— START EXCERPT —
Eikobudogu is a martial arts equipment manufacturing company founded in Kawaguchi city Saitama prefecture in 1992. Originally founded by Madokoro brother's father, the family business has been passed down to his two sons, and the brothers currently run the company together. This time we had the privilege to hear their story of their factory for the first time. In this interview we introduce to you Eikobudogu, revolutionaries and innovators who have produced numerous hit products.
Mr. Yoshiaki Madokoro, Senior Managing Director
Eikobudogu Co., Ltd.
Eikobudogu’s History & Roots
—Please tell us about the history of Eikobudogu.
Madokoro: “My father founded this company about 25 years ago in 1992 (Heisei 4). He didn’t start out doing Kendo, but his interest in the martial art grew after seeing my brother and I pursue Kendo. Eventually he started Kendo as well.”
—What was the reason or incentive behind manufacturing Kendo equipment as a business?
Madokoro: “When my father would go out to buy Kendo equipment he seemed surprised at how expensive all of the equipment was. At that point he thought about creating Kendo equipment of the same quality as those on the market, but with a more affordable price to make Kendo available for all customers who are passionate about it.”
—Did you have any prior experience in manufacturing Kendo equipment in the past?
Madokoro: “Not at all. Our company president, who is my older brother, practiced Kendo throughout high school but decided to pursue boxing at university. And at that time my father quit his office job and decided to pursue the field of martial arts equipment manufacturing. For someone with no experience or knowledge in Kendo to to start a company like this one sounds pretty reckless, doesn't it! (laughs)”
*The company’s president received 1st place in Japan’s ranking
—Did you find it to be quite a struggle when you were just starting out establishing this company?
Madokoro: “Back then it was customary for people to purchase Kendo armor through advertisements in Kendo magazines, or to get recommendations from your local instructor. Now we have the internet, which is an extremely convenient tool, but at that time my father was just networking through his connections. Since he was selling products at a lower price than the market value we saw this as a new style of approaching the industry.”
— END EXCERPT —
WRITTEN INSTRUCTION 1:
Translate this sentence from the Eikobudogu interview into Spanish: "Eikobudogu is a martial arts equipment manufacturing company founded in Kawaguchi city Saitama prefecture in 1992."
WRITTEN INSTRUCTION 2:
Carry on the Eikobudogu interview from the point where it stops.
You won't need the records for this work.
— START DATASET ENTRIES —
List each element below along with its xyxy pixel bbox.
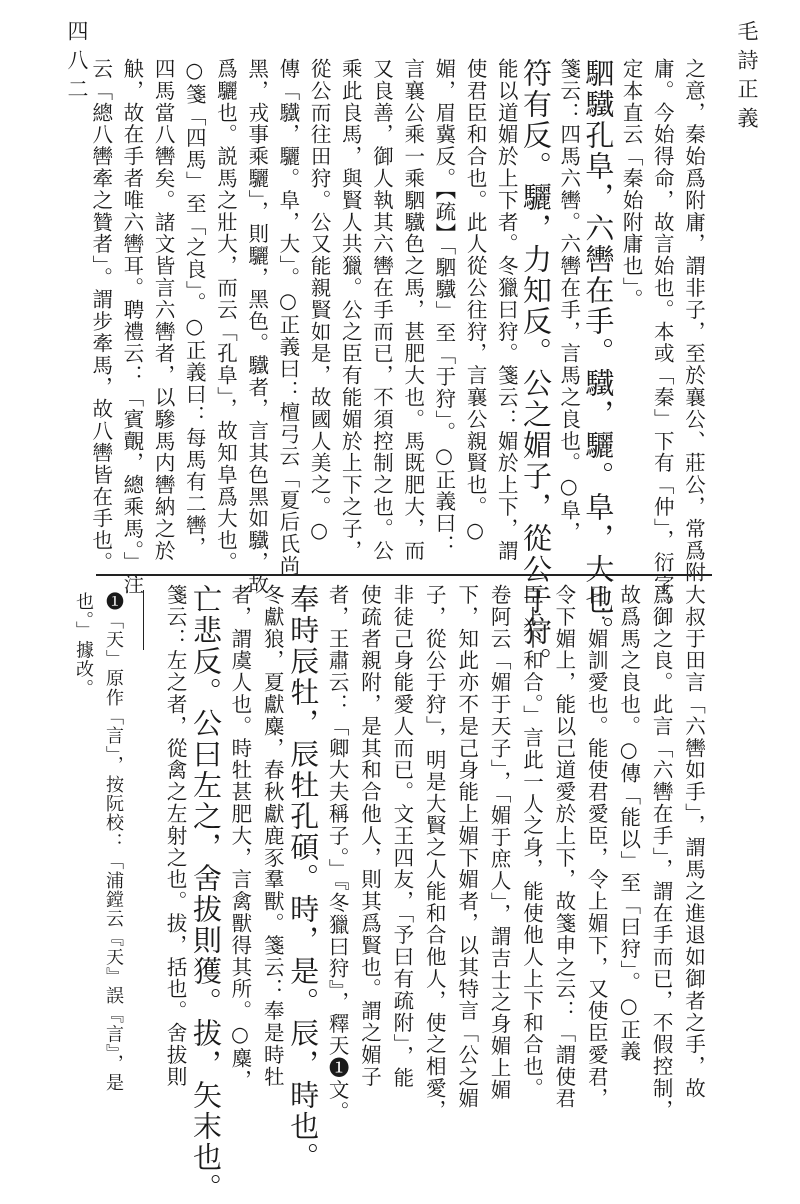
text-column: 亡悲反。公曰左之，舍拔則獲。拔，矢末也。 bbox=[189, 584, 223, 1204]
text-column: 奉時辰牡，辰牡孔碩。時，是。辰，時也。 bbox=[286, 584, 321, 1173]
text-column: ○箋「四馬」至「之良」。○正義曰：每馬有二轡， bbox=[182, 58, 207, 559]
text-column: 從公而往田狩。公又能親賢如是，故國人美之。○ bbox=[307, 58, 332, 544]
text-column: 觖，故在手者唯六轡耳。聘禮云：「賓覿，總乘馬。」注 bbox=[119, 58, 144, 596]
text-column: 之意，秦始爲附庸，謂非子，至於襄公、莊公，常爲附 bbox=[681, 58, 706, 584]
text-column: 爲御之良。此言「六轡在手」，謂在手而已，不假控制， bbox=[649, 584, 674, 1122]
text-column: 云「總八轡牽之贊者」。謂步牽馬，故八轡皆在手也。 bbox=[88, 58, 113, 574]
text-column: 傳「驖，驪。阜，大」。○正義曰：檀弓云「夏后氏尚 bbox=[275, 58, 300, 577]
footnote-column: ❶「天」原作「言」，按阮校：「浦鏜云『天』誤『言』，是 bbox=[103, 592, 124, 1093]
text-column: 非徒己身能愛人而已。文王四友，「予曰有疏附」，能 bbox=[389, 584, 414, 1090]
text-column: 曰：媚訓愛也。能使君愛臣，令上媚下，又使臣愛君， bbox=[584, 584, 609, 1110]
text-column: 能以道媚於上下者。冬獵曰狩。箋云：媚於上下，謂 bbox=[494, 58, 519, 562]
text-column: 卷阿云「媚于天子」，「媚于庶人」，謂吉士之身媚上媚 bbox=[487, 584, 512, 1101]
text-column: 令下媚上，能以己道愛於上下，故箋申之云：「謂使君 bbox=[551, 584, 576, 1110]
text-column: 箋云：四馬六轡。六轡在手，言馬之良也。○阜， bbox=[556, 58, 581, 544]
text-column: 箋云：左之者，從禽之左射之也。拔，括也。舍拔則 bbox=[163, 584, 188, 1088]
text-column: 子，從公于狩」，明是大賢之人能和合他人，使之相愛， bbox=[422, 584, 447, 1122]
text-column: 黑，戎事乘驪」，則驪，黑色。驖者，言其色黑如驖，故 bbox=[244, 58, 269, 596]
section-divider bbox=[96, 574, 712, 576]
text-column: 臣上下和合。」言此一人之身，能使他人上下和合也。 bbox=[519, 584, 544, 1100]
text-column: 者，謂虞人也。時牡甚肥大，言禽獸得其所。○麋， bbox=[227, 584, 252, 1092]
text-column: 使君臣和合也。此人從公往狩，言襄公親賢也。○ bbox=[463, 58, 488, 544]
footnote-column: 也。」據改。 bbox=[73, 592, 94, 699]
book-title: 毛詩正義 bbox=[735, 20, 759, 136]
text-column: 定本直云「秦始附庸也」。 bbox=[619, 58, 644, 311]
text-column: 使疏者親附，是其和合他人，則其爲賢也。謂之媚子 bbox=[357, 584, 382, 1088]
text-column: 爲驪也。説馬之壯大，而云「孔阜」，故知阜爲大也。 bbox=[213, 58, 238, 574]
text-column: 言襄公乘一乘駟驖色之馬，甚肥大也。馬既肥大，而 bbox=[400, 58, 425, 562]
text-column: 又良善，御人執其六轡在手而已，不須控制之也。公 bbox=[369, 58, 394, 562]
text-column: 符有反。驪，力知反。公之媚子，從公于狩。 bbox=[519, 58, 553, 678]
text-column: 四馬當八轡矣。諸文皆言六轡者，以驂馬内轡納之於 bbox=[151, 58, 176, 562]
page-number: 四八二 bbox=[65, 20, 89, 107]
text-column: 大叔于田言「六轡如手」，謂馬之進退如御者之手，故 bbox=[681, 584, 706, 1100]
text-column: 者，王肅云：「卿大夫稱子。」『冬獵曰狩』，釋天❶文。 bbox=[325, 584, 350, 1123]
text-column: 庸。今始得命，故言始也。本或「秦」下有「仲」，衍字。 bbox=[650, 58, 675, 618]
text-column: 駟驖孔阜，六轡在手。驖，驪。阜，大也。 bbox=[581, 58, 616, 647]
text-column: 下，知此亦不是己身能上媚下媚者，以其特言「公之媚 bbox=[454, 584, 479, 1110]
text-column: 媚，眉冀反。【疏】「駟驖」至「于狩」。○正義曰： bbox=[431, 58, 456, 557]
text-column: 冬獻狼，夏獻麋，春秋獻鹿豕羣獸。箋云：奉是時牡 bbox=[260, 584, 285, 1088]
footnote-rule bbox=[143, 590, 144, 650]
text-column: 故爲馬之良也。○傳「能以」至「曰狩」。○正義 bbox=[616, 584, 641, 1063]
text-column: 乘此良馬，與賢人共獵。公之臣有能媚於上下之子， bbox=[338, 58, 363, 562]
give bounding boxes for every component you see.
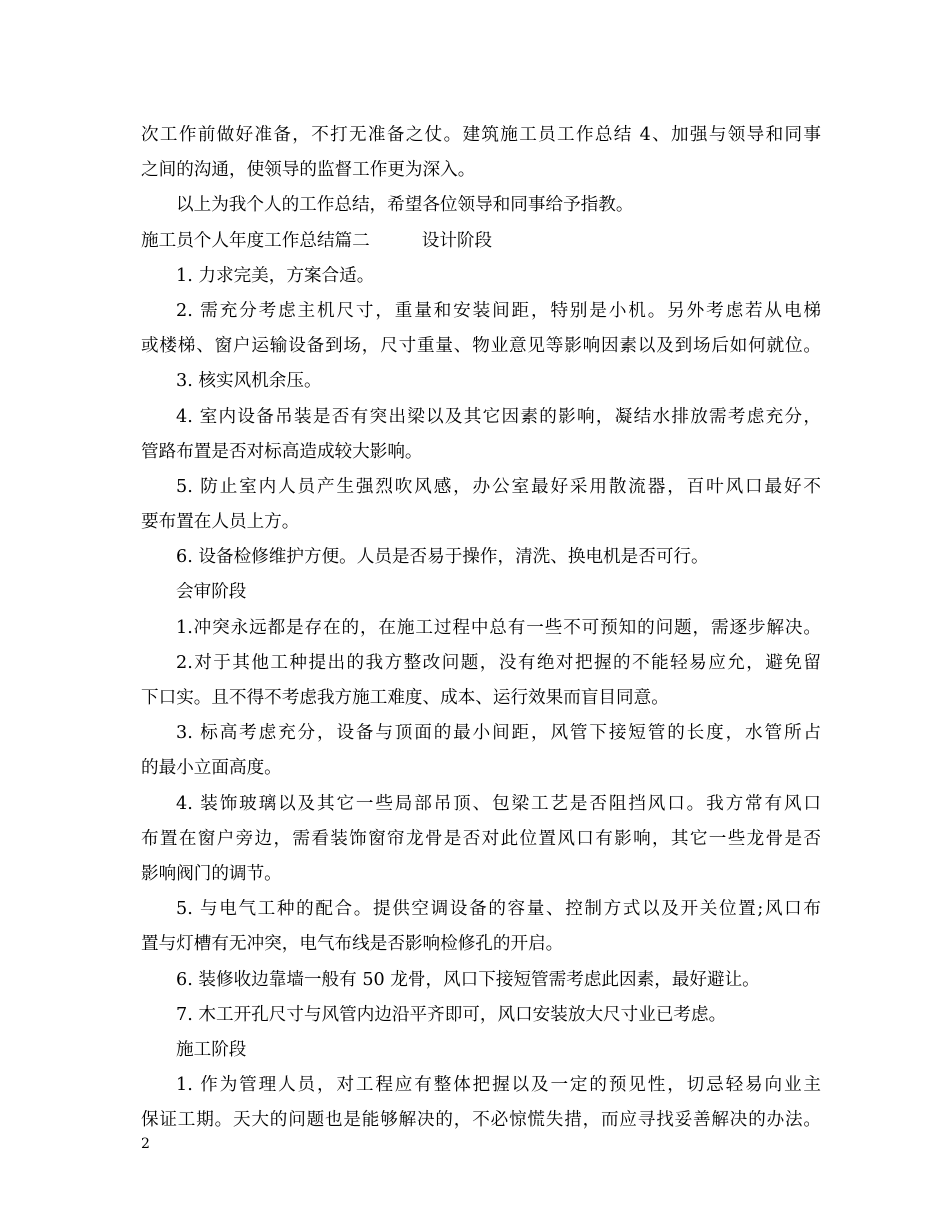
— END DATASET ENTRIES —
RESPONSE 1:
Eikobudogu es una empresa fabricante de equipo de artes marciales fundada en la ciudad de Kawaguchi, prefectura de Saitama, en 1992.

RESPONSE 2:
—Your customers have probably been very happy with the price and quality of your products.
Madokoro: “I’m happy to say that I think that is the case! While I can’t say how businesses in the same field as us feel about it, back then my father was sure that this was the right approach to take with his business, to put our relationship with customers first. Not just to sell cheaply, but also to create high quality products is very important to us.”
—When did you start working in management with your company?
Madokoro: “My older brother had already been working in the company, and I joined him right after graduating from university at age 22. When I first joined I was working in sales and product development, but my job has been heavily focused on management ever since my father retired 8 years ago and my older brother became the representative of the company.”
—Which store was your company’s first location?
Madokoro: “My father opened his first store in Kawaguchi city, Saitama prefecture. We only had that one store for about 10 years but later opened 2 more stores in Ueno, which is my father’s hometown. After that we also established an office in Koshigaya city in Saitama as our head office and distribution center, but it now functions as our “Koshigaya Shop” and “Repair Center”. Also our original Kawaguchi shop operates as our “Omiya Ekimae Shop”.
A store where the management team and staff themselves are Kendō experts
—Congratulations on your recent promotion to the Seventh Dan of 2017.
Madokoro: “Thank you very much.”
—I heard that your company’s president also participated in the seventh stage of the national and prefectural competitions. As employees who actively practice Kendo, do you think your experience in the field helps your product development?
Madokoro: “It definitely benefits our customers and improves the experience for our users. Oftentimes our customers ask us questions about the product, and I personally think it is difficult to understand our products and help customers with questions about our products if we ourselves haven’t used them. If we get a question like “what are some good features of this particular armor?” we can only give them the specifications of the product, but we can’t tell them about the experience of the product if we don’t use them ourselves. If we can only give them the specs, they will evidently just choose the cheapest options.
We love Kendo and Kendo equipment, so all of our products are dedicated to high quality and ease of use. In addition to the armor, other equipment like the dougi, hakama, shinai-bukuro, and bogu-bukuro are all tested for comfort, which we think is important in the customer’s choices. Our top priority is to talk with the customer at their level and perspective, in order to best understand the customer.
I myself also teach Kendo at the local dojo and can understand the needs and troubles of swordsmen and women of various ages, and I also receive important feedback from the who practice Kendo as well.”
—It seems that other companies communicate a lot with Kendo athletes to listen to their concerns about their equipment in order to improve on their products.
Madokoro: “Of course we do this as well, in addition to communicating with our fellow Kendo acquaintances.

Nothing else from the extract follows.